■ What you should do ■
Please give the data again in full, exactly as provided.

Dataset records
▬▬▬▬▬▬
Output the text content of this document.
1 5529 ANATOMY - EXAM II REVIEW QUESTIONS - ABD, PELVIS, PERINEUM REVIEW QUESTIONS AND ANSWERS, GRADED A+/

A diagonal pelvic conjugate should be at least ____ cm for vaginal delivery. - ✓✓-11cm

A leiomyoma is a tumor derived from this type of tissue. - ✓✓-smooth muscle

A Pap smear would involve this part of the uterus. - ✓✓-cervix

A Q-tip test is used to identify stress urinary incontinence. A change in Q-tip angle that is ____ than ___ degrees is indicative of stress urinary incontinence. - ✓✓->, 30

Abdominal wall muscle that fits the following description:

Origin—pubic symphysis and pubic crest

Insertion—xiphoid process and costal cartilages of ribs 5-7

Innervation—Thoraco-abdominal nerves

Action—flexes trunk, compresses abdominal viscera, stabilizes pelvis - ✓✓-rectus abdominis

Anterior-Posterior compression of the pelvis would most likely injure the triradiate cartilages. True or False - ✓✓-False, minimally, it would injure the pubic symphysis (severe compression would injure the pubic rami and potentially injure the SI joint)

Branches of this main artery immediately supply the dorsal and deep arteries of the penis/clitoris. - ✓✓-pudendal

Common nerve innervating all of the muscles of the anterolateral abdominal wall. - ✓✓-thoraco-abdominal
▬▬▬▬▬▬
■ Answer space ■
Output the text content of this document.
1 5529 ANATOMY - EXAM II REVIEW QUESTIONS - ABD, PELVIS, PERINEUM REVIEW QUESTIONS AND ANSWERS, GRADED A+/

A diagonal pelvic conjugate should be at least ____ cm for vaginal delivery. - ✓✓-11cm

A leiomyoma is a tumor derived from this type of tissue. - ✓✓-smooth muscle

A Pap smear would involve this part of the uterus. - ✓✓-cervix

A Q-tip test is used to identify stress urinary incontinence. A change in Q-tip angle that is ____ than ___ degrees is indicative of stress urinary incontinence. - ✓✓->, 30

Abdominal wall muscle that fits the following description:

Origin—pubic symphysis and pubic crest

Insertion—xiphoid process and costal cartilages of ribs 5-7

Innervation—Thoraco-abdominal nerves

Action—flexes trunk, compresses abdominal viscera, stabilizes pelvis - ✓✓-rectus abdominis

Anterior-Posterior compression of the pelvis would most likely injure the triradiate cartilages. True or False - ✓✓-False, minimally, it would injure the pubic symphysis (severe compression would injure the pubic rami and potentially injure the SI joint)

Branches of this main artery immediately supply the dorsal and deep arteries of the penis/clitoris. - ✓✓-pudendal

Common nerve innervating all of the muscles of the anterolateral abdominal wall. - ✓✓-thoraco-abdominal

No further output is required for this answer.